-- START OF Information supplied --

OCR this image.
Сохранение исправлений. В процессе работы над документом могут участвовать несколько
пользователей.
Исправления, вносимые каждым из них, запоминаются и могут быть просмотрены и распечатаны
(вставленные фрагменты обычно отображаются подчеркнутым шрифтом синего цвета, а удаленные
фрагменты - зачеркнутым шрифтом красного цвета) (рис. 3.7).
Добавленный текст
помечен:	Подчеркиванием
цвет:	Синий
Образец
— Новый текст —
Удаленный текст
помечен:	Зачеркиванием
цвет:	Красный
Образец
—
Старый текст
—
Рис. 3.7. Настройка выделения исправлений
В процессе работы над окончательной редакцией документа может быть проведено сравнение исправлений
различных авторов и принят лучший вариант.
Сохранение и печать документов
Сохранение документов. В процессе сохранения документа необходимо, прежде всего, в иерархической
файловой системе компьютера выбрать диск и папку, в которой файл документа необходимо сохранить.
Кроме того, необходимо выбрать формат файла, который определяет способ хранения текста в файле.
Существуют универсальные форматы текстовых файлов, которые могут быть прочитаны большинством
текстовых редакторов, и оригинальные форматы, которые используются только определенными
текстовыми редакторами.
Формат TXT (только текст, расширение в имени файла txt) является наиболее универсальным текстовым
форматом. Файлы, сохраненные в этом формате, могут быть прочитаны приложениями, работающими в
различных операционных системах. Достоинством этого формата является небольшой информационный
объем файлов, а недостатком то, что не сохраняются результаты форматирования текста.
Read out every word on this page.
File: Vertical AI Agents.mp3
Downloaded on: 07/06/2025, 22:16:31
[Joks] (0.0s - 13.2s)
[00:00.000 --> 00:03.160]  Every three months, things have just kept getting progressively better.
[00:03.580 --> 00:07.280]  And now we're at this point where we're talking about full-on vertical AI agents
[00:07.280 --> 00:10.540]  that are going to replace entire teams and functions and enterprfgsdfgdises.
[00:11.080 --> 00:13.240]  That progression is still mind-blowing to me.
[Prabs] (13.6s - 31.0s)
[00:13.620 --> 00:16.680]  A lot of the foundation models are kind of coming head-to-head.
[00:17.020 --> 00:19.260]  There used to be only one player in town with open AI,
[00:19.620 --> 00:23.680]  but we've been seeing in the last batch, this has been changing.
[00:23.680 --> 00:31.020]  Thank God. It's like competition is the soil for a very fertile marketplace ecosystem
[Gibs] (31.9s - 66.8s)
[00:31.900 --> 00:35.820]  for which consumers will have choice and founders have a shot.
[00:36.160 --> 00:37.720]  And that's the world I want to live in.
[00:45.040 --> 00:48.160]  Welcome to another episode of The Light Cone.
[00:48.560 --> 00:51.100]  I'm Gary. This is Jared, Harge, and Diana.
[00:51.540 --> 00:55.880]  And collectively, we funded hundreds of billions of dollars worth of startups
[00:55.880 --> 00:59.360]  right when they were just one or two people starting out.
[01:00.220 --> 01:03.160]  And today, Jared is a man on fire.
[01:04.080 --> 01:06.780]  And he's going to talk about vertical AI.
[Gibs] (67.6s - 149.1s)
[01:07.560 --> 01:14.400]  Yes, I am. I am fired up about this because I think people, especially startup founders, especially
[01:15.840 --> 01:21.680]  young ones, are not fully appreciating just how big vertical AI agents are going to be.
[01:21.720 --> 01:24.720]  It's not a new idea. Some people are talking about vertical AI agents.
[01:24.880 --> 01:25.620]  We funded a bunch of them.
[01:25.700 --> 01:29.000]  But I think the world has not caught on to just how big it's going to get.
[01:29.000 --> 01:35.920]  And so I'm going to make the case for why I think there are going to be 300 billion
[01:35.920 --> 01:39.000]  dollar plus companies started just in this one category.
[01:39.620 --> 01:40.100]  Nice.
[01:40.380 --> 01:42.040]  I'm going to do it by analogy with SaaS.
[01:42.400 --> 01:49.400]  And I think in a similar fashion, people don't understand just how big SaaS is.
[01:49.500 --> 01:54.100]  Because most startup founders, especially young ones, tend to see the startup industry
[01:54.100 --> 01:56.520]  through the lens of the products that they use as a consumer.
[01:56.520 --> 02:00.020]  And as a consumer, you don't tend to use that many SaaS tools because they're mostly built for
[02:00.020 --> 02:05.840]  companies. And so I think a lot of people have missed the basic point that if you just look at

-- END OF Information supplied --

**What you will do**
Write out each line of the data above again, exactly as given.

**Exercise solution**
OCR this image.
Сохранение исправлений. В процессе работы над документом могут участвовать несколько
пользователей.
Исправления, вносимые каждым из них, запоминаются и могут быть просмотрены и распечатаны
(вставленные фрагменты обычно отображаются подчеркнутым шрифтом синего цвета, а удаленные
фрагменты - зачеркнутым шрифтом красного цвета) (рис. 3.7).
Добавленный текст
помечен:	Подчеркиванием
цвет:	Синий
Образец
— Новый текст —
Удаленный текст
помечен:	Зачеркиванием
цвет:	Красный
Образец
—
Старый текст
—
Рис. 3.7. Настройка выделения исправлений
В процессе работы над окончательной редакцией документа может быть проведено сравнение исправлений
различных авторов и принят лучший вариант.
Сохранение и печать документов
Сохранение документов. В процессе сохранения документа необходимо, прежде всего, в иерархической
файловой системе компьютера выбрать диск и папку, в которой файл документа необходимо сохранить.
Кроме того, необходимо выбрать формат файла, который определяет способ хранения текста в файле.
Существуют универсальные форматы текстовых файлов, которые могут быть прочитаны большинством
текстовых редакторов, и оригинальные форматы, которые используются только определенными
текстовыми редакторами.
Формат TXT (только текст, расширение в имени файла txt) является наиболее универсальным текстовым
форматом. Файлы, сохраненные в этом формате, могут быть прочитаны приложениями, работающими в
различных операционных системах. Достоинством этого формата является небольшой информационный
объем файлов, а недостатком то, что не сохраняются результаты форматирования текста.
Read out every word on this page.
File: Vertical AI Agents.mp3
Downloaded on: 07/06/2025, 22:16:31
[Joks] (0.0s - 13.2s)
[00:00.000 --> 00:03.160]  Every three months, things have just kept getting progressively better.
[00:03.580 --> 00:07.280]  And now we're at this point where we're talking about full-on vertical AI agents
[00:07.280 --> 00:10.540]  that are going to replace entire teams and functions and enterprfgsdfgdises.
[00:11.080 --> 00:13.240]  That progression is still mind-blowing to me.
[Prabs] (13.6s - 31.0s)
[00:13.620 --> 00:16.680]  A lot of the foundation models are kind of coming head-to-head.
[00:17.020 --> 00:19.260]  There used to be only one player in town with open AI,
[00:19.620 --> 00:23.680]  but we've been seeing in the last batch, this has been changing.
[00:23.680 --> 00:31.020]  Thank God. It's like competition is the soil for a very fertile marketplace ecosystem
[Gibs] (31.9s - 66.8s)
[00:31.900 --> 00:35.820]  for which consumers will have choice and founders have a shot.
[00:36.160 --> 00:37.720]  And that's the world I want to live in.
[00:45.040 --> 00:48.160]  Welcome to another episode of The Light Cone.
[00:48.560 --> 00:51.100]  I'm Gary. This is Jared, Harge, and Diana.
[00:51.540 --> 00:55.880]  And collectively, we funded hundreds of billions of dollars worth of startups
[00:55.880 --> 00:59.360]  right when they were just one or two people starting out.
[01:00.220 --> 01:03.160]  And today, Jared is a man on fire.
[01:04.080 --> 01:06.780]  And he's going to talk about vertical AI.
[Gibs] (67.6s - 149.1s)
[01:07.560 --> 01:14.400]  Yes, I am. I am fired up about this because I think people, especially startup founders, especially
[01:15.840 --> 01:21.680]  young ones, are not fully appreciating just how big vertical AI agents are going to be.
[01:21.720 --> 01:24.720]  It's not a new idea. Some people are talking about vertical AI agents.
[01:24.880 --> 01:25.620]  We funded a bunch of them.
[01:25.700 --> 01:29.000]  But I think the world has not caught on to just how big it's going to get.
[01:29.000 --> 01:35.920]  And so I'm going to make the case for why I think there are going to be 300 billion
[01:35.920 --> 01:39.000]  dollar plus companies started just in this one category.
[01:39.620 --> 01:40.100]  Nice.
[01:40.380 --> 01:42.040]  I'm going to do it by analogy with SaaS.
[01:42.400 --> 01:49.400]  And I think in a similar fashion, people don't understand just how big SaaS is.
[01:49.500 --> 01:54.100]  Because most startup founders, especially young ones, tend to see the startup industry
[01:54.100 --> 01:56.520]  through the lens of the products that they use as a consumer.
[01:56.520 --> 02:00.020]  And as a consumer, you don't tend to use that many SaaS tools because they're mostly built for
[02:00.020 --> 02:05.840]  companies. And so I think a lot of people have missed the basic point that if you just look at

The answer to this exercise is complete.